→ Set task: Return the listing below in full, with every line exactly as it is.

→ Records from a data source:
______________________________

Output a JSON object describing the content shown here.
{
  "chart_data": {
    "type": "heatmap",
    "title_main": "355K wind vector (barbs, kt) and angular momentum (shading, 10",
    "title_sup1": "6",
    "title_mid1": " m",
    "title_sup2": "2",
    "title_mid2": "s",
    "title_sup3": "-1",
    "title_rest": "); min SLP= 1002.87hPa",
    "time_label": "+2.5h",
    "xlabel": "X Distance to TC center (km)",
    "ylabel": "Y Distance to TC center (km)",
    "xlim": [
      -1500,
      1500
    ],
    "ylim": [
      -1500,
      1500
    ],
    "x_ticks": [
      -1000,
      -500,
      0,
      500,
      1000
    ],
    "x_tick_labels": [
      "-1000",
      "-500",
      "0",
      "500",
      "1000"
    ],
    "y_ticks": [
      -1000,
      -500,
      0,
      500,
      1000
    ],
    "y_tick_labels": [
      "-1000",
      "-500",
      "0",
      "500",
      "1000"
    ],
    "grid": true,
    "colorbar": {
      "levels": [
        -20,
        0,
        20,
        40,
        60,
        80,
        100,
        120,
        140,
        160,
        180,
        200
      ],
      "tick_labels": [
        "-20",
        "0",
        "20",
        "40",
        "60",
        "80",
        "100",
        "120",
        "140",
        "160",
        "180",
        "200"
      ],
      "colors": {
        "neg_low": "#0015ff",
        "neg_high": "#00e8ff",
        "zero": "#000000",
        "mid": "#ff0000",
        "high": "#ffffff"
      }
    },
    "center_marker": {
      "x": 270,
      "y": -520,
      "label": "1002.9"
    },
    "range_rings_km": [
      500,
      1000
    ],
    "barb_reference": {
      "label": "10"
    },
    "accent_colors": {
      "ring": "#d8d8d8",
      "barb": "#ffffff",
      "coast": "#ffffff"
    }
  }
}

______________________________

→ Answer for this exercise:
Output a JSON object describing the content shown here.
{
  "chart_data": {
    "type": "heatmap",
    "title_main": "355K wind vector (barbs, kt) and angular momentum (shading, 10",
    "title_sup1": "6",
    "title_mid1": " m",
    "title_sup2": "2",
    "title_mid2": "s",
    "title_sup3": "-1",
    "title_rest": "); min SLP= 1002.87hPa",
    "time_label": "+2.5h",
    "xlabel": "X Distance to TC center (km)",
    "ylabel": "Y Distance to TC center (km)",
    "xlim": [
      -1500,
      1500
    ],
    "ylim": [
      -1500,
      1500
    ],
    "x_ticks": [
      -1000,
      -500,
      0,
      500,
      1000
    ],
    "x_tick_labels": [
      "-1000",
      "-500",
      "0",
      "500",
      "1000"
    ],
    "y_ticks": [
      -1000,
      -500,
      0,
      500,
      1000
    ],
    "y_tick_labels": [
      "-1000",
      "-500",
      "0",
      "500",
      "1000"
    ],
    "grid": true,
    "colorbar": {
      "levels": [
        -20,
        0,
        20,
        40,
        60,
        80,
        100,
        120,
        140,
        160,
        180,
        200
      ],
      "tick_labels": [
        "-20",
        "0",
        "20",
        "40",
        "60",
        "80",
        "100",
        "120",
        "140",
        "160",
        "180",
        "200"
      ],
      "colors": {
        "neg_low": "#0015ff",
        "neg_high": "#00e8ff",
        "zero": "#000000",
        "mid": "#ff0000",
        "high": "#ffffff"
      }
    },
    "center_marker": {
      "x": 270,
      "y": -520,
      "label": "1002.9"
    },
    "range_rings_km": [
      500,
      1000
    ],
    "barb_reference": {
      "label": "10"
    },
    "accent_colors": {
      "ring": "#d8d8d8",
      "barb": "#ffffff",
      "coast": "#ffffff"
    }
  }
}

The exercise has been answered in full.